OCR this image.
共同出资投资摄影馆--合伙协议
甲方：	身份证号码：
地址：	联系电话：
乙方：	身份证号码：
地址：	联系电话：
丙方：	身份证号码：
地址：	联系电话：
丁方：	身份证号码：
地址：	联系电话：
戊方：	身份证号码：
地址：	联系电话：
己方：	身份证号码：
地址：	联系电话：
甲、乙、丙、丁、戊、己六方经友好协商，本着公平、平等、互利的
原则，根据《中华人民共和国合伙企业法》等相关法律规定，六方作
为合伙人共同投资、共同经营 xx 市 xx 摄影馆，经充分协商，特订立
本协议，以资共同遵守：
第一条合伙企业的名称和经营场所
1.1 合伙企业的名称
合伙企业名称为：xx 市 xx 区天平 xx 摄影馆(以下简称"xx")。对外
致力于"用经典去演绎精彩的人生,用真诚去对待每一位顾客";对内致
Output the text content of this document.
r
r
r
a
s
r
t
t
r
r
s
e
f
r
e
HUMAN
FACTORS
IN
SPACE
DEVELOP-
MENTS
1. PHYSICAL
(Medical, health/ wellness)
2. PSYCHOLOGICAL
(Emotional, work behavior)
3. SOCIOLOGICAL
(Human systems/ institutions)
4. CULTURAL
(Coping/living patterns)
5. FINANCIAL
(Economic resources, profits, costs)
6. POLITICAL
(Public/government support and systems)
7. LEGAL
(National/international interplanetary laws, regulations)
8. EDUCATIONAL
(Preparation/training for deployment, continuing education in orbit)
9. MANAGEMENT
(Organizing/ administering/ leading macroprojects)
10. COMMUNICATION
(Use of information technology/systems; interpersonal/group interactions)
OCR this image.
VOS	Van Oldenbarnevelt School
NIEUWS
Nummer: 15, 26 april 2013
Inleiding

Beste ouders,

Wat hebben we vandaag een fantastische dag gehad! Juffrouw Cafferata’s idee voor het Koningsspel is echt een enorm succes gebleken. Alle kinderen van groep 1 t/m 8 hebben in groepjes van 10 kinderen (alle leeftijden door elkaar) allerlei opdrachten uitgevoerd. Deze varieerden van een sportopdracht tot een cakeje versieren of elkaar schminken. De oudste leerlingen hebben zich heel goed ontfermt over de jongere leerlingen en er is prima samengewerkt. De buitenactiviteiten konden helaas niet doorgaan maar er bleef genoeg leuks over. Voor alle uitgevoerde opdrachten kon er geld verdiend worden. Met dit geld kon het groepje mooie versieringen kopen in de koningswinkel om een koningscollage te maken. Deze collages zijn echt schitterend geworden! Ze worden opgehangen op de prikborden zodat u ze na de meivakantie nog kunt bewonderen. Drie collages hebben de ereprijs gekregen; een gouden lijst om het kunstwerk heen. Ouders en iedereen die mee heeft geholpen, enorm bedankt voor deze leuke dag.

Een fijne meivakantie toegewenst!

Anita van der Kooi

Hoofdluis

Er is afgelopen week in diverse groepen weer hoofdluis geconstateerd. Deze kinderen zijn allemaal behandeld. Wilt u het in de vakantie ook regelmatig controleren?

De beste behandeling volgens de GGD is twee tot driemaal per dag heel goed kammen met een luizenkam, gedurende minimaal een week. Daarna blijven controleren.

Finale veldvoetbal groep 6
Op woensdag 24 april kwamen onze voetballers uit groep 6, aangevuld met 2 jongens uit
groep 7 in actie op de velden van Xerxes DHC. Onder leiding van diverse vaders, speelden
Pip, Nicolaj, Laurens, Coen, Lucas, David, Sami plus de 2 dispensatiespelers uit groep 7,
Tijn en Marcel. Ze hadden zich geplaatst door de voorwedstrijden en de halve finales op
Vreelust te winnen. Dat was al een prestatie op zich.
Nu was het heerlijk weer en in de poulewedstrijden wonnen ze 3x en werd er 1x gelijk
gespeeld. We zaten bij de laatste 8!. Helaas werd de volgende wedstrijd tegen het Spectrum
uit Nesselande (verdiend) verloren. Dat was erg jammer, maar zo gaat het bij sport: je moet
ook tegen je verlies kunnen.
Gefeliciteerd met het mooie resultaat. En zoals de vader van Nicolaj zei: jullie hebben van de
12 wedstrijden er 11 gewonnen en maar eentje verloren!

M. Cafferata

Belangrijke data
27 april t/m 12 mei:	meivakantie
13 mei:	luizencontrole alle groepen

● **Required work**:
All the data must be duplicated exactly, with nothing added or removed.

● **Answer to the exercise**:
OCR this image.
共同出资投资摄影馆--合伙协议
甲方：	身份证号码：
地址：	联系电话：
乙方：	身份证号码：
地址：	联系电话：
丙方：	身份证号码：
地址：	联系电话：
丁方：	身份证号码：
地址：	联系电话：
戊方：	身份证号码：
地址：	联系电话：
己方：	身份证号码：
地址：	联系电话：
甲、乙、丙、丁、戊、己六方经友好协商，本着公平、平等、互利的
原则，根据《中华人民共和国合伙企业法》等相关法律规定，六方作
为合伙人共同投资、共同经营 xx 市 xx 摄影馆，经充分协商，特订立
本协议，以资共同遵守：
第一条合伙企业的名称和经营场所
1.1 合伙企业的名称
合伙企业名称为：xx 市 xx 区天平 xx 摄影馆(以下简称"xx")。对外
致力于"用经典去演绎精彩的人生,用真诚去对待每一位顾客";对内致
Output the text content of this document.
r
r
r
a
s
r
t
t
r
r
s
e
f
r
e
HUMAN
FACTORS
IN
SPACE
DEVELOP-
MENTS
1. PHYSICAL
(Medical, health/ wellness)
2. PSYCHOLOGICAL
(Emotional, work behavior)
3. SOCIOLOGICAL
(Human systems/ institutions)
4. CULTURAL
(Coping/living patterns)
5. FINANCIAL
(Economic resources, profits, costs)
6. POLITICAL
(Public/government support and systems)
7. LEGAL
(National/international interplanetary laws, regulations)
8. EDUCATIONAL
(Preparation/training for deployment, continuing education in orbit)
9. MANAGEMENT
(Organizing/ administering/ leading macroprojects)
10. COMMUNICATION
(Use of information technology/systems; interpersonal/group interactions)
OCR this image.
VOS	Van Oldenbarnevelt School
NIEUWS
Nummer: 15, 26 april 2013
Inleiding

Beste ouders,

Wat hebben we vandaag een fantastische dag gehad! Juffrouw Cafferata’s idee voor het Koningsspel is echt een enorm succes gebleken. Alle kinderen van groep 1 t/m 8 hebben in groepjes van 10 kinderen (alle leeftijden door elkaar) allerlei opdrachten uitgevoerd. Deze varieerden van een sportopdracht tot een cakeje versieren of elkaar schminken. De oudste leerlingen hebben zich heel goed ontfermt over de jongere leerlingen en er is prima samengewerkt. De buitenactiviteiten konden helaas niet doorgaan maar er bleef genoeg leuks over. Voor alle uitgevoerde opdrachten kon er geld verdiend worden. Met dit geld kon het groepje mooie versieringen kopen in de koningswinkel om een koningscollage te maken. Deze collages zijn echt schitterend geworden! Ze worden opgehangen op de prikborden zodat u ze na de meivakantie nog kunt bewonderen. Drie collages hebben de ereprijs gekregen; een gouden lijst om het kunstwerk heen. Ouders en iedereen die mee heeft geholpen, enorm bedankt voor deze leuke dag.

Een fijne meivakantie toegewenst!

Anita van der Kooi

Hoofdluis

Er is afgelopen week in diverse groepen weer hoofdluis geconstateerd. Deze kinderen zijn allemaal behandeld. Wilt u het in de vakantie ook regelmatig controleren?

De beste behandeling volgens de GGD is twee tot driemaal per dag heel goed kammen met een luizenkam, gedurende minimaal een week. Daarna blijven controleren.

Finale veldvoetbal groep 6
Op woensdag 24 april kwamen onze voetballers uit groep 6, aangevuld met 2 jongens uit
groep 7 in actie op de velden van Xerxes DHC. Onder leiding van diverse vaders, speelden
Pip, Nicolaj, Laurens, Coen, Lucas, David, Sami plus de 2 dispensatiespelers uit groep 7,
Tijn en Marcel. Ze hadden zich geplaatst door de voorwedstrijden en de halve finales op
Vreelust te winnen. Dat was al een prestatie op zich.
Nu was het heerlijk weer en in de poulewedstrijden wonnen ze 3x en werd er 1x gelijk
gespeeld. We zaten bij de laatste 8!. Helaas werd de volgende wedstrijd tegen het Spectrum
uit Nesselande (verdiend) verloren. Dat was erg jammer, maar zo gaat het bij sport: je moet
ook tegen je verlies kunnen.
Gefeliciteerd met het mooie resultaat. En zoals de vader van Nicolaj zei: jullie hebben van de
12 wedstrijden er 11 gewonnen en maar eentje verloren!

M. Cafferata

Belangrijke data
27 april t/m 12 mei:	meivakantie
13 mei:	luizencontrole alle groepen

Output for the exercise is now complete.